▶ [What is needed] Reproduce each line exactly.

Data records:
────────

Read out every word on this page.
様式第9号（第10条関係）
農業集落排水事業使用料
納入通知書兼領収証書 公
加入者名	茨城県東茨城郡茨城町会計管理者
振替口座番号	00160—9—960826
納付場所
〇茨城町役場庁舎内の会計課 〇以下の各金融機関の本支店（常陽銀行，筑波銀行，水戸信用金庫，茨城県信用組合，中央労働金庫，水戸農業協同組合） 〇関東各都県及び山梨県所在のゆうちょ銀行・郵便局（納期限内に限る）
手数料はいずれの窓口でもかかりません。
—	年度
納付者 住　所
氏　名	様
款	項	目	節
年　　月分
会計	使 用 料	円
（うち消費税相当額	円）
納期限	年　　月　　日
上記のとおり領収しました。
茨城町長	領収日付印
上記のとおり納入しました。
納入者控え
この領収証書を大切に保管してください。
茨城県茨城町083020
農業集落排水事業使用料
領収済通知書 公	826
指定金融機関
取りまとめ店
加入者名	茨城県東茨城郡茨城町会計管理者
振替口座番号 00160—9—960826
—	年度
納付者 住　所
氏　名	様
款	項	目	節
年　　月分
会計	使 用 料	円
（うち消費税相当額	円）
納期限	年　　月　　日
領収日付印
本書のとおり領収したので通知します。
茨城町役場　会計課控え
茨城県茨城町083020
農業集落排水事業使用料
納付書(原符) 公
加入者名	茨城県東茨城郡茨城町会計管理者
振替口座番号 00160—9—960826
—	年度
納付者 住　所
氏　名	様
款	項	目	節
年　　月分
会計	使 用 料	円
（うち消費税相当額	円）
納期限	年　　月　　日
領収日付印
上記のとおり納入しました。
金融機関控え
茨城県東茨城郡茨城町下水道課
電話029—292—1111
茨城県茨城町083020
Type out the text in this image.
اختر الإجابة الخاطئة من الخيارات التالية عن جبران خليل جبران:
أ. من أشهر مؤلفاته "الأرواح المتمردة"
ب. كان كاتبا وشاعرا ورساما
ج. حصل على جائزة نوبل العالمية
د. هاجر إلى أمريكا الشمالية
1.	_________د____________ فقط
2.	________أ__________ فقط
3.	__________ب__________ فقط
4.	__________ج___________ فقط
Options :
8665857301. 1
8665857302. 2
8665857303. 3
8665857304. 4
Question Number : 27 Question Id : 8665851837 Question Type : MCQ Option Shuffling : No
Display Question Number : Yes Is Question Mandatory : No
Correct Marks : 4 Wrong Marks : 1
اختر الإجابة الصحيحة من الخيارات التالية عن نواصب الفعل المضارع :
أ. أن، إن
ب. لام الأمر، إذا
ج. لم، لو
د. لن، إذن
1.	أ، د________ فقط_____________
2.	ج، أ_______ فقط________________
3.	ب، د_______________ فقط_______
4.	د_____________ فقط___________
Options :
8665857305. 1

────────

▶ [Task solution]
Read out every word on this page.
様式第9号（第10条関係）
農業集落排水事業使用料
納入通知書兼領収証書 公
加入者名	茨城県東茨城郡茨城町会計管理者
振替口座番号	00160—9—960826
納付場所
〇茨城町役場庁舎内の会計課 〇以下の各金融機関の本支店（常陽銀行，筑波銀行，水戸信用金庫，茨城県信用組合，中央労働金庫，水戸農業協同組合） 〇関東各都県及び山梨県所在のゆうちょ銀行・郵便局（納期限内に限る）
手数料はいずれの窓口でもかかりません。
—	年度
納付者 住　所
氏　名	様
款	項	目	節
年　　月分
会計	使 用 料	円
（うち消費税相当額	円）
納期限	年　　月　　日
上記のとおり領収しました。
茨城町長	領収日付印
上記のとおり納入しました。
納入者控え
この領収証書を大切に保管してください。
茨城県茨城町083020
農業集落排水事業使用料
領収済通知書 公	826
指定金融機関
取りまとめ店
加入者名	茨城県東茨城郡茨城町会計管理者
振替口座番号 00160—9—960826
—	年度
納付者 住　所
氏　名	様
款	項	目	節
年　　月分
会計	使 用 料	円
（うち消費税相当額	円）
納期限	年　　月　　日
領収日付印
本書のとおり領収したので通知します。
茨城町役場　会計課控え
茨城県茨城町083020
農業集落排水事業使用料
納付書(原符) 公
加入者名	茨城県東茨城郡茨城町会計管理者
振替口座番号 00160—9—960826
—	年度
納付者 住　所
氏　名	様
款	項	目	節
年　　月分
会計	使 用 料	円
（うち消費税相当額	円）
納期限	年　　月　　日
領収日付印
上記のとおり納入しました。
金融機関控え
茨城県東茨城郡茨城町下水道課
電話029—292—1111
茨城県茨城町083020
Type out the text in this image.
اختر الإجابة الخاطئة من الخيارات التالية عن جبران خليل جبران:
أ. من أشهر مؤلفاته "الأرواح المتمردة"
ب. كان كاتبا وشاعرا ورساما
ج. حصل على جائزة نوبل العالمية
د. هاجر إلى أمريكا الشمالية
1.	_________د____________ فقط
2.	________أ__________ فقط
3.	__________ب__________ فقط
4.	__________ج___________ فقط
Options :
8665857301. 1
8665857302. 2
8665857303. 3
8665857304. 4
Question Number : 27 Question Id : 8665851837 Question Type : MCQ Option Shuffling : No
Display Question Number : Yes Is Question Mandatory : No
Correct Marks : 4 Wrong Marks : 1
اختر الإجابة الصحيحة من الخيارات التالية عن نواصب الفعل المضارع :
أ. أن، إن
ب. لام الأمر، إذا
ج. لم، لو
د. لن، إذن
1.	أ، د________ فقط_____________
2.	ج، أ_______ فقط________________
3.	ب، د_______________ فقط_______
4.	د_____________ فقط___________
Options :
8665857305. 1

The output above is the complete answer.